> _DIRECTIONS_
Only lines with the string "pity" matter here; gather them from the material below.

> _RECORDED INFORMATION_
┄┄┄┄┄┄┄┄┄┄┄┄┄┄┄┄┄┄┄┄

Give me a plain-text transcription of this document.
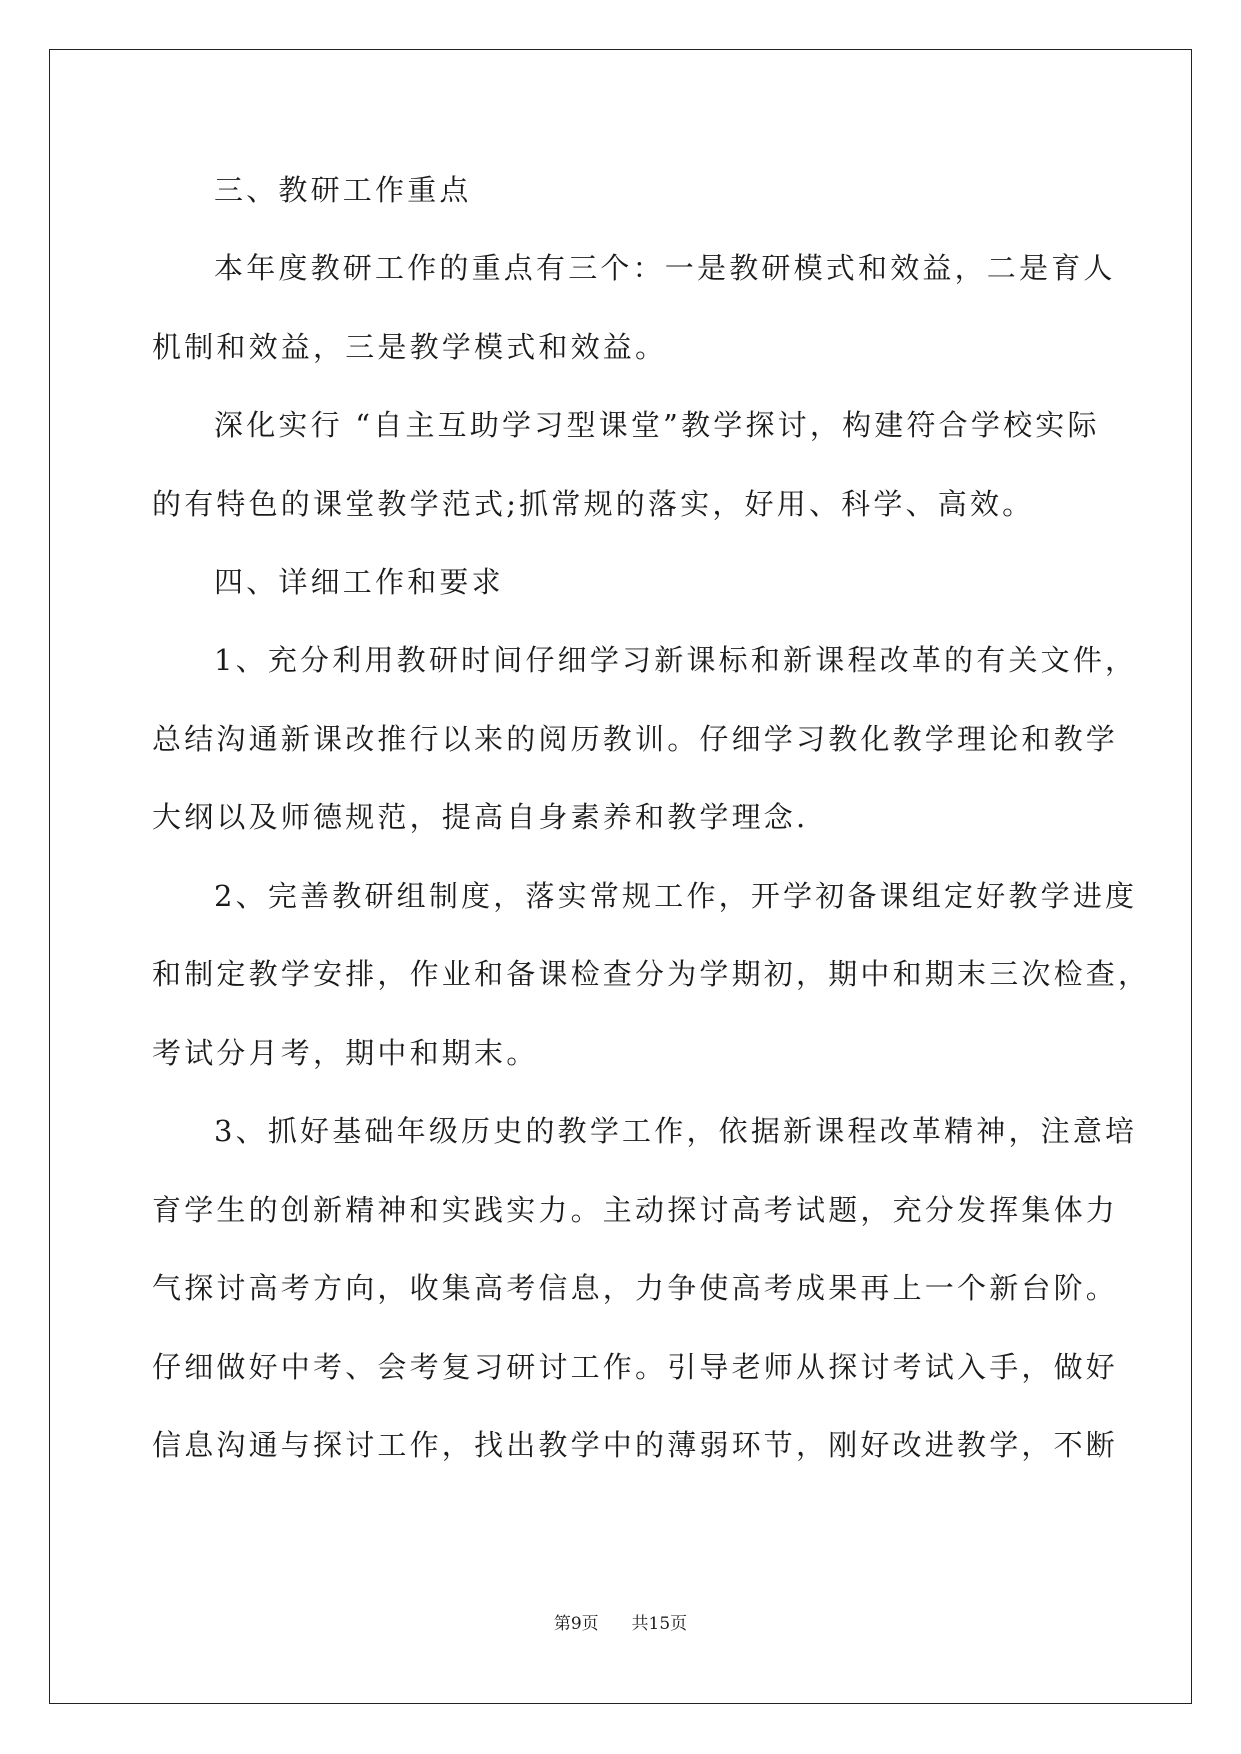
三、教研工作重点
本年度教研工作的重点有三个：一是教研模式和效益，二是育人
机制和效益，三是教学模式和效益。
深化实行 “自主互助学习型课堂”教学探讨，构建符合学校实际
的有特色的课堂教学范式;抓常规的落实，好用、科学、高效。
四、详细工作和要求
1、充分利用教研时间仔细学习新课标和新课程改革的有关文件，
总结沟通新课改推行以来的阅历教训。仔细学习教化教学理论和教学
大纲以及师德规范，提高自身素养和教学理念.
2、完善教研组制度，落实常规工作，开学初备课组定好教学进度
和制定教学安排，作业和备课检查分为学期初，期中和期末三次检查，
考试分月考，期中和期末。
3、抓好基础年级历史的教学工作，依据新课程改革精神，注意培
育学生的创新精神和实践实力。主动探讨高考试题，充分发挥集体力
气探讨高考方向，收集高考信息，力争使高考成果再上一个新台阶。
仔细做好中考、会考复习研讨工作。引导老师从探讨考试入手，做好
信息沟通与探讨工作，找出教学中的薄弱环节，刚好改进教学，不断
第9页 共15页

┄┄┄┄┄┄┄┄┄┄┄┄┄┄┄┄┄┄┄┄

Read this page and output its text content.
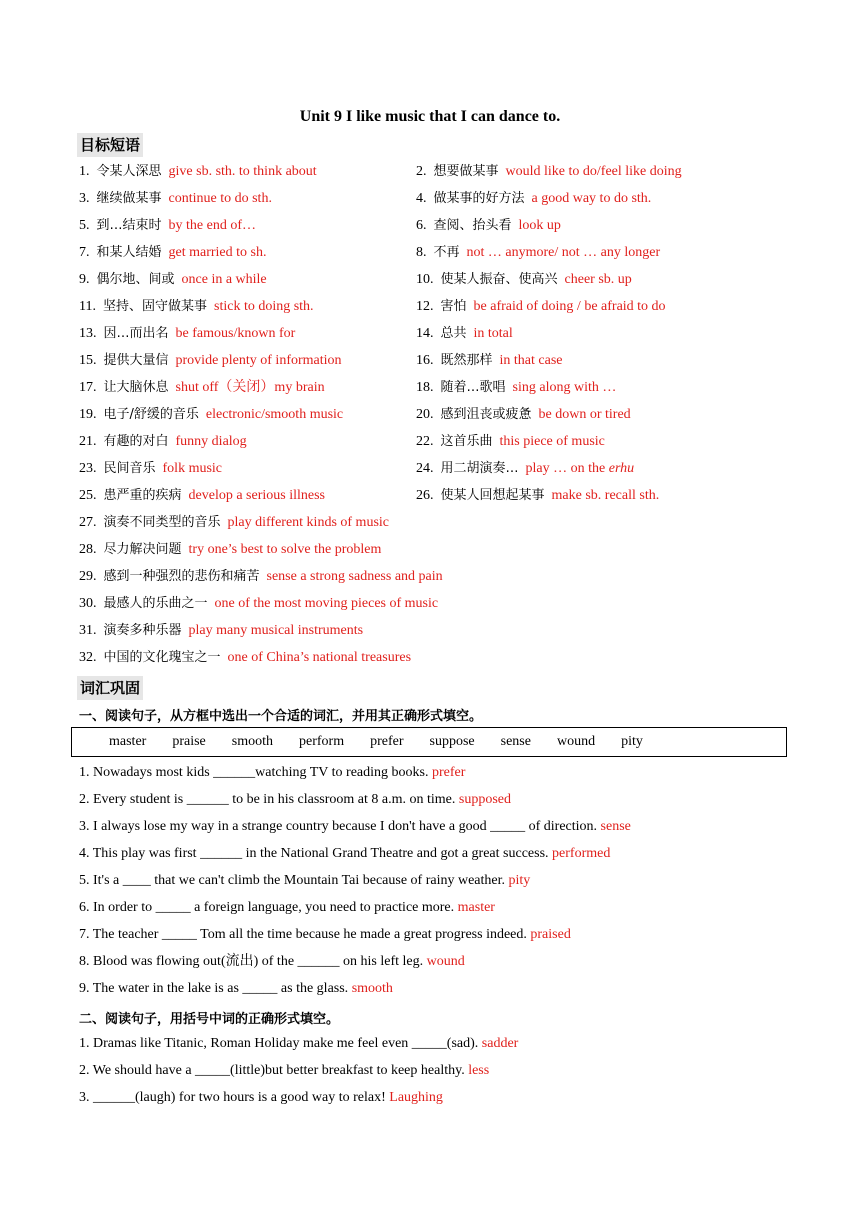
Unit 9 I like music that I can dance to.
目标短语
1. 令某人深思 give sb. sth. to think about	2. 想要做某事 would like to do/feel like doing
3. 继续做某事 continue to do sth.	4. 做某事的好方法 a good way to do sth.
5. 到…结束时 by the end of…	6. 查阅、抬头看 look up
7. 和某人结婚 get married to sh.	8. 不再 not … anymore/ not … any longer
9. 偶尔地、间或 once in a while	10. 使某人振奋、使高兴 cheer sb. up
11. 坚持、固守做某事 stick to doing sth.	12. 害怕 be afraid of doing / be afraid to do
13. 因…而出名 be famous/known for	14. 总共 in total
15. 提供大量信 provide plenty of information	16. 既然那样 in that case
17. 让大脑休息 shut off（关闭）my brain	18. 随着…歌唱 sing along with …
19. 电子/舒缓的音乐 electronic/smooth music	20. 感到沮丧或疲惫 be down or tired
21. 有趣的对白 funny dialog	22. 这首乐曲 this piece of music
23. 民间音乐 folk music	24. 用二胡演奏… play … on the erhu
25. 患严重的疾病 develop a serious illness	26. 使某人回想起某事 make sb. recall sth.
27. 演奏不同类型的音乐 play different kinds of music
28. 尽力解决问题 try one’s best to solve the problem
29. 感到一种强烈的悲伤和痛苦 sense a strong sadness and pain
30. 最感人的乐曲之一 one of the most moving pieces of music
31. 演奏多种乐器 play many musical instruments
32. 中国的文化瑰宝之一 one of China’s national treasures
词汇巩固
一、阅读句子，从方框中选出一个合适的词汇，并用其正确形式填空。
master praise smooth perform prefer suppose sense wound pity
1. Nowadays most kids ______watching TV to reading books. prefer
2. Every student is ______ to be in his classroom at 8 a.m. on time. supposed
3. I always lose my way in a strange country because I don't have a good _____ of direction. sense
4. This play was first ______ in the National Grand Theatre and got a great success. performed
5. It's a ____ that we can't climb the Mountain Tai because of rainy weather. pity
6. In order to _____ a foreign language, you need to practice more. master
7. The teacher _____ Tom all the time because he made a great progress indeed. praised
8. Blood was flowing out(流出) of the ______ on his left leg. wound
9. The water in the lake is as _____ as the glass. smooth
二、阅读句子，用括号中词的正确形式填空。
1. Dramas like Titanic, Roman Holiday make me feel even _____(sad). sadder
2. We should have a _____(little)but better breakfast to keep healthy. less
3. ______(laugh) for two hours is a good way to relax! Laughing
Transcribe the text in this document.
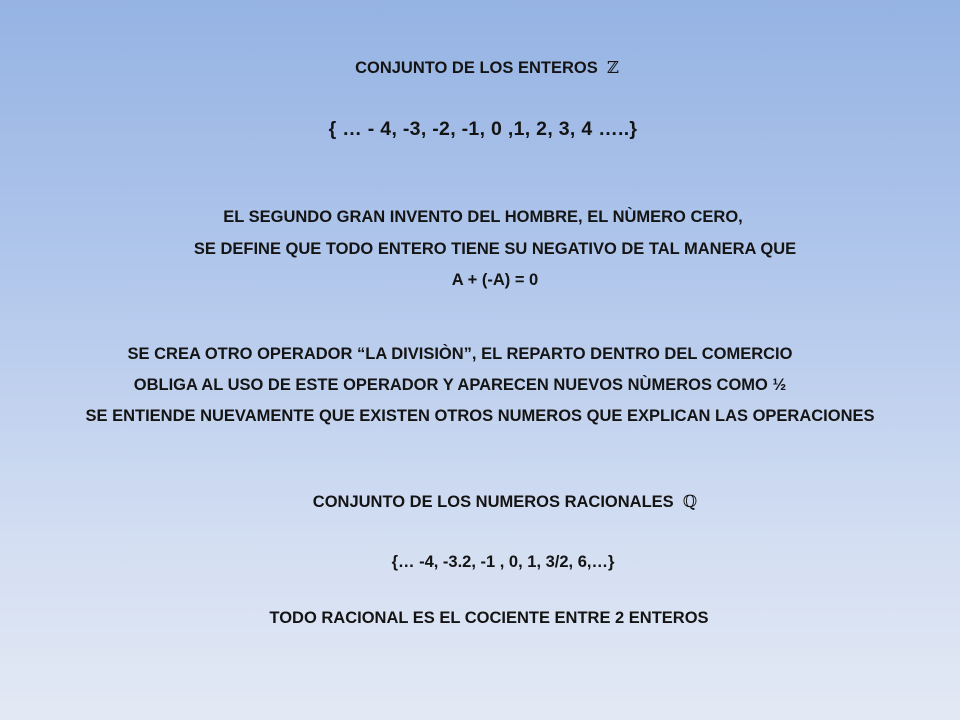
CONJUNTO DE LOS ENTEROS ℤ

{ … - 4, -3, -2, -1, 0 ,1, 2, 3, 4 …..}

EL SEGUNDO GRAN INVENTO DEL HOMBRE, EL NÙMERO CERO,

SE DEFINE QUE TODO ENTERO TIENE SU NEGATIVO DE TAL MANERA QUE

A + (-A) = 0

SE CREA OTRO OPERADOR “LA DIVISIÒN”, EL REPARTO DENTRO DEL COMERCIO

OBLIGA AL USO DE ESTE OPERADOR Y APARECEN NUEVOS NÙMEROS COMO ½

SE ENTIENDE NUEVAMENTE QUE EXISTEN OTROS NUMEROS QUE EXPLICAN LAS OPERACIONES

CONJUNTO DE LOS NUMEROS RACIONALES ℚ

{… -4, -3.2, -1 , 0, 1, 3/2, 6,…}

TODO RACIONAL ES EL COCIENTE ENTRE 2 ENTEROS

┄┄┄┄┄┄┄┄┄┄┄┄┄┄┄┄┄┄┄┄

> _TASK RESULT_
master praise smooth perform prefer suppose sense wound pity
5. It's a ____ that we can't climb the Mountain Tai because of rainy weather. pity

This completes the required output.